Task brief: Find how many lines contain "lieu" and state only that number.

Recorded data:

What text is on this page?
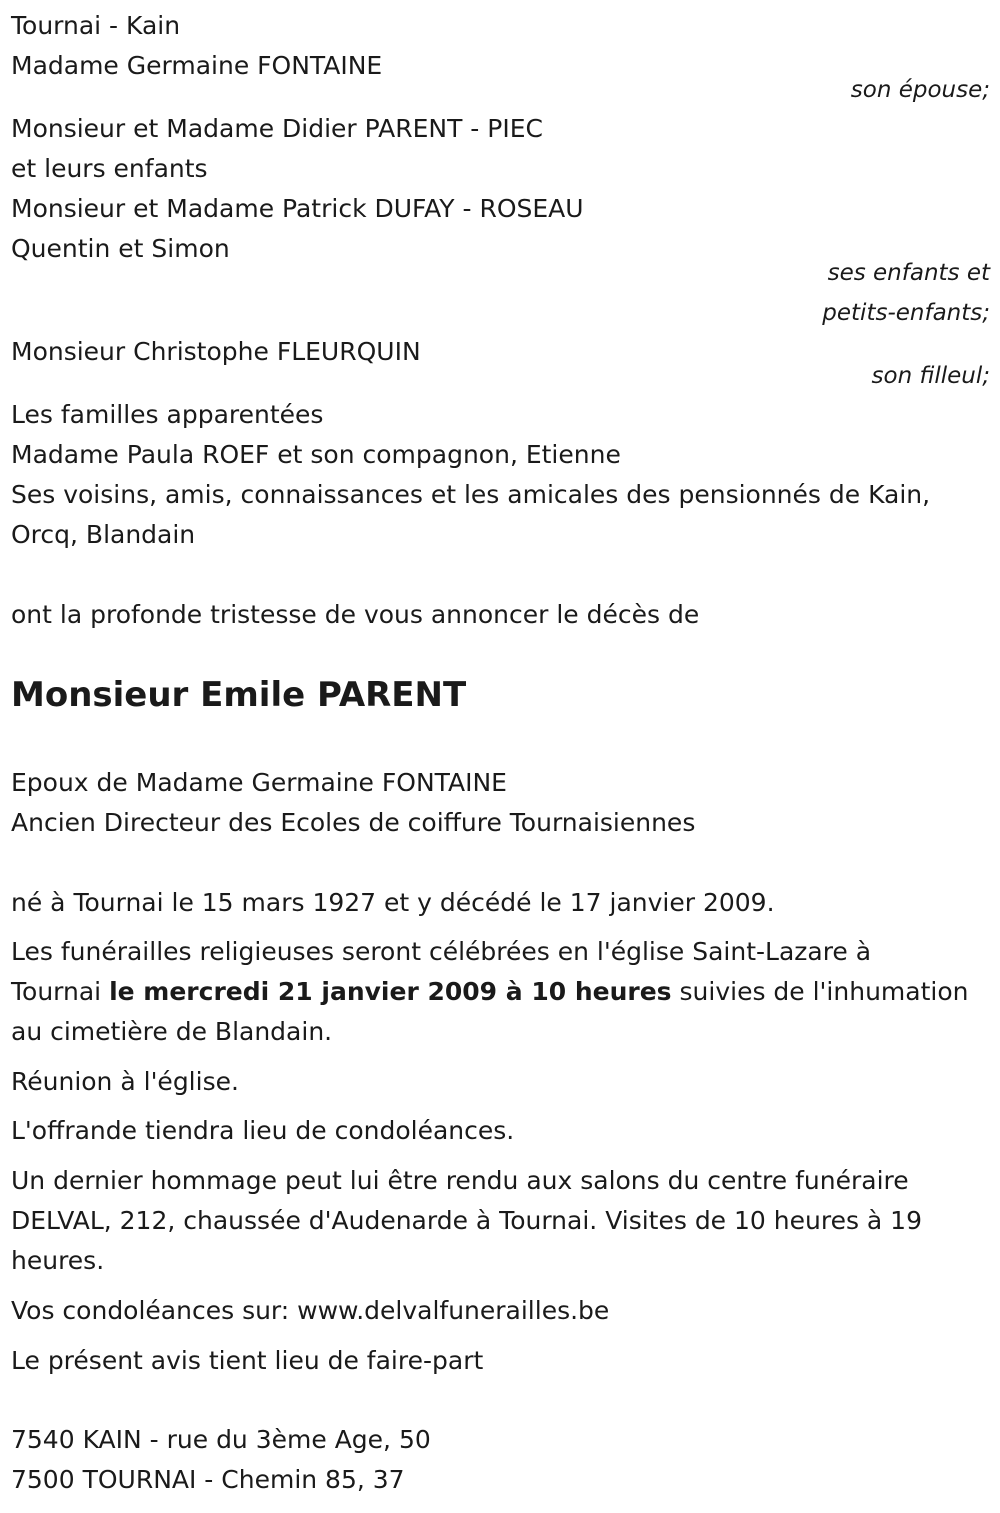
Tournai - Kain

Madame Germaine FONTAINE

son épouse;

Monsieur et Madame Didier PARENT - PIEC

et leurs enfants

Monsieur et Madame Patrick DUFAY - ROSEAU

Quentin et Simon

ses enfants et

petits-enfants;

Monsieur Christophe FLEURQUIN

son filleul;

Les familles apparentées

Madame Paula ROEF et son compagnon, Etienne

Ses voisins, amis, connaissances et les amicales des pensionnés de Kain,

Orcq, Blandain

ont la profonde tristesse de vous annoncer le décès de

Monsieur Emile PARENT

Epoux de Madame Germaine FONTAINE

Ancien Directeur des Ecoles de coiffure Tournaisiennes

né à Tournai le 15 mars 1927 et y décédé le 17 janvier 2009.

Les funérailles religieuses seront célébrées en l'église Saint-Lazare à

Tournai le mercredi 21 janvier 2009 à 10 heures suivies de l'inhumation

au cimetière de Blandain.

Réunion à l'église.

L'offrande tiendra lieu de condoléances.

Un dernier hommage peut lui être rendu aux salons du centre funéraire

DELVAL, 212, chaussée d'Audenarde à Tournai. Visites de 10 heures à 19

heures.

Vos condoléances sur: www.delvalfunerailles.be

Le présent avis tient lieu de faire-part

7540 KAIN - rue du 3ème Age, 50

7500 TOURNAI - Chemin 85, 37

Response to the exercise: 2